◆ **TASK GOAL**:
Transcribe the part of the article on Iran's Family Support Bill that opens with the words containing "Ali Larijani, the" and closes with "rate of marriage.", keeping every word and punctuation mark unchanged.

◆ **GIVEN TEXT**:
· · ·
The Family Support Bill had been presented to parliament more than a year ago, but had not been on its agenda until recently. Women's rights campaigners, including Shirin Ebadi, Iran's Noble Peace laureate, had protested in parliament against the inclusion of the polygamy article in the bill. They also objected to the proposed "gift tax" article, which would have taxed women on any amount over and above "the norm". The ministry of economy would have been invested with the power to decide what the "the norm" was.

Ali Larijani, the conservative parliament speaker, has asked the judicial and legal committee to re-examine and amend the bill. Gholamhossein Elham, a government spokesman, defended the addition of the polygamy article and said it was not meant to encourage men to take more wives, but would have made men register their marriages. The inclusion of the two articles in the bill was seen as an attempt by the government of Mahmoud Ahmadinejad, the president, to revive what is thought to be early Islamic values and traditions and to help solve the problem of decreased rate of marriage.

Even some conservative clerics thought the measures went too far. In a Friday sermon in the holy city of Qom, Ayatollah Ebrahim Amini voiced his concern. Such a law could cause women to suspect their husbands. Families are already facing enough problems, and they should not be made to worry more, he said. The bill, now excluding the polygamy and alimony clauses, is intended to replace a range of various existing marriage- and divorce-related laws and establish special courts, with female judges involved for the first time, to deal with these matters.

"Even if a man proved his financial resources enough to support multiple families, how can a court establish that he can also treat them equally and fairly?" said Ali Etemadi, 45, a government employee. "Polygamy is a thing of the past. Trying to revive it in a society that has long considered it shameful is an insult to both men and women.". The bill's articles were an attempt by hardliners to normalise polygamy, said Shahla Ezazi, a professor of sociology and head of women studies at the Iranian Sociological Association. The hardliners have control over the media, and they use it to disseminate their ideology, she said.

"The attempt was best demonstrated by an independent study of women's role in TV serials shown by the state-run television in recent years. In many of these serials the issue of polygamy is addressed, and men with more than one wife are often portrayed favourably," Dr Ezazi said. However, despite the growing lack of social acceptance, some in Iran still see polygamy as acceptable. "I see nothing wrong if a man takes even three or four wives, but if he lacks sufficient financial means to support all, trouble arises," said Mosayyeb Shakouri, a street-side lawyer, who has two families himself.

"I married my first wife 30 years ago and have three children with her. My wife suffers from physical and psychological illnesses, and she consented to my second marriage herself. I married my second wife last year and have a child with her now. I treat both my families fairly and equally so there is no trouble," he said. The bill had also included an article, removed by the government, on the requirement to register any temporary marriages that result in pregnancy to protect the rights of the child.
· · ·
◆ **EXCERPTED DATA**:
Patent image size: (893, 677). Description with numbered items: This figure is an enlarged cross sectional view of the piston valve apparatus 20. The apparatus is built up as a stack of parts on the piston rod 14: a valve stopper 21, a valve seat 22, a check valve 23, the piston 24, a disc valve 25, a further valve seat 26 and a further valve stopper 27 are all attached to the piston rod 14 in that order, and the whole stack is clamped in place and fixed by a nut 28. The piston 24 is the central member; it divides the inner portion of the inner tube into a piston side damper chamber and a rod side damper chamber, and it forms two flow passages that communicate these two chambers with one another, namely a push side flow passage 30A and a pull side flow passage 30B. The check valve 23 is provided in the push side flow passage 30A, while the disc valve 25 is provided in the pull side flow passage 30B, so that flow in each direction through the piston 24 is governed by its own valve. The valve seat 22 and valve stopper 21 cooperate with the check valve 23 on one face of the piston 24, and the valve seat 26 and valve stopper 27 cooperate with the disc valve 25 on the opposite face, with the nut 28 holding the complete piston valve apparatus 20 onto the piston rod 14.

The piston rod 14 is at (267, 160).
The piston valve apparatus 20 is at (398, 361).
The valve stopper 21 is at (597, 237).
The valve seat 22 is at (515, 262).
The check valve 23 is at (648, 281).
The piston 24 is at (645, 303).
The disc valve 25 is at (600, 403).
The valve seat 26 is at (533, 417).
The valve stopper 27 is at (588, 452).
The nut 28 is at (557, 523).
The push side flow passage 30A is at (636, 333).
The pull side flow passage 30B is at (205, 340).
· · ·
◆ **CORRECT OUTPUT**:
Ali Larijani, the conservative parliament speaker, has asked the judicial and legal committee to re-examine and amend the bill. Gholamhossein Elham, a government spokesman, defended the addition of the polygamy article and said it was not meant to encourage men to take more wives, but would have made men register their marriages. The inclusion of the two articles in the bill was seen as an attempt by the government of Mahmoud Ahmadinejad, the president, to revive what is thought to be early Islamic values and traditions and to help solve the problem of decreased rate of marriage.